WORK TO BE COMPLETED = Show every line containing "icon" by copying it.

═══ INPUT DATA

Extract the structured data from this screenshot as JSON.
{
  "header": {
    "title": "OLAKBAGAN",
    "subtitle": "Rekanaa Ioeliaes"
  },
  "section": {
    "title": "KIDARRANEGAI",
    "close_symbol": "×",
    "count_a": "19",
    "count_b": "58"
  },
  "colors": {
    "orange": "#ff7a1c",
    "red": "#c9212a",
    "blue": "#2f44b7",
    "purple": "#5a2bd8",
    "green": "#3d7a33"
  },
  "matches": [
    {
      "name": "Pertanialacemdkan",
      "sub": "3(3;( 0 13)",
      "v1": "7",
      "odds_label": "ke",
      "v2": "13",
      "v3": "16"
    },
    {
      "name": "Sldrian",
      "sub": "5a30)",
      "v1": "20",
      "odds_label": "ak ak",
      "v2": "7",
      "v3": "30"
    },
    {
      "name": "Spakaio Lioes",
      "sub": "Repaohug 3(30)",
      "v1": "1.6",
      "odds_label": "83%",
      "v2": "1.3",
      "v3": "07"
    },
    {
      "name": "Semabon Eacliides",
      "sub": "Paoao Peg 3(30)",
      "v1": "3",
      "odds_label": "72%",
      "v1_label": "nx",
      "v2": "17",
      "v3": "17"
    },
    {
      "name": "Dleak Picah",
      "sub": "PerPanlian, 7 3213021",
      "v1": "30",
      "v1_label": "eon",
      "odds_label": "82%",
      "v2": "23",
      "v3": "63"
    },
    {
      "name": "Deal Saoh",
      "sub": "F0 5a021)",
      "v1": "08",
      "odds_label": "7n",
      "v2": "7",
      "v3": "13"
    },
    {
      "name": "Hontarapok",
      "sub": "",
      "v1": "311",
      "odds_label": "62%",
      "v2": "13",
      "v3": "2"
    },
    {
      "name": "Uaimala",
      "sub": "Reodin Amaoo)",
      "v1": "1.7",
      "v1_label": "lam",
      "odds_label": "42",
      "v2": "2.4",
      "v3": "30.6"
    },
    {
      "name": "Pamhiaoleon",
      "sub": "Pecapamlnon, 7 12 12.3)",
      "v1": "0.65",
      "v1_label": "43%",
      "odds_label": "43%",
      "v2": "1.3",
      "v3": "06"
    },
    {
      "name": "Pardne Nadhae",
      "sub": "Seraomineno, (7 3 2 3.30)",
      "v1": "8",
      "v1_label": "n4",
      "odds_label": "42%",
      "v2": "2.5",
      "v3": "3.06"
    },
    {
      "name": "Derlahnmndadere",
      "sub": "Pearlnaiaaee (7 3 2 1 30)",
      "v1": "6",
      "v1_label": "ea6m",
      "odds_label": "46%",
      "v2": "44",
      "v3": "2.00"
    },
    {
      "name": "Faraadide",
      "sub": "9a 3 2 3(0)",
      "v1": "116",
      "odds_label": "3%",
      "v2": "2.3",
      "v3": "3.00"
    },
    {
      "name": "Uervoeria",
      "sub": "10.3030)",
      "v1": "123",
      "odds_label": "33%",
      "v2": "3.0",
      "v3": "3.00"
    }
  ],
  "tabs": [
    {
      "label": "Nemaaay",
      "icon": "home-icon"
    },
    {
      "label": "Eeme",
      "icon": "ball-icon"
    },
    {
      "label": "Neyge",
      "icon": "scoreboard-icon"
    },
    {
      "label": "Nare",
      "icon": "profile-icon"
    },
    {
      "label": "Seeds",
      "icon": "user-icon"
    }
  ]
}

══════

COMPLETED TASK =
      "icon": "home-icon"
      "icon": "ball-icon"
      "icon": "scoreboard-icon"
      "icon": "profile-icon"
      "icon": "user-icon"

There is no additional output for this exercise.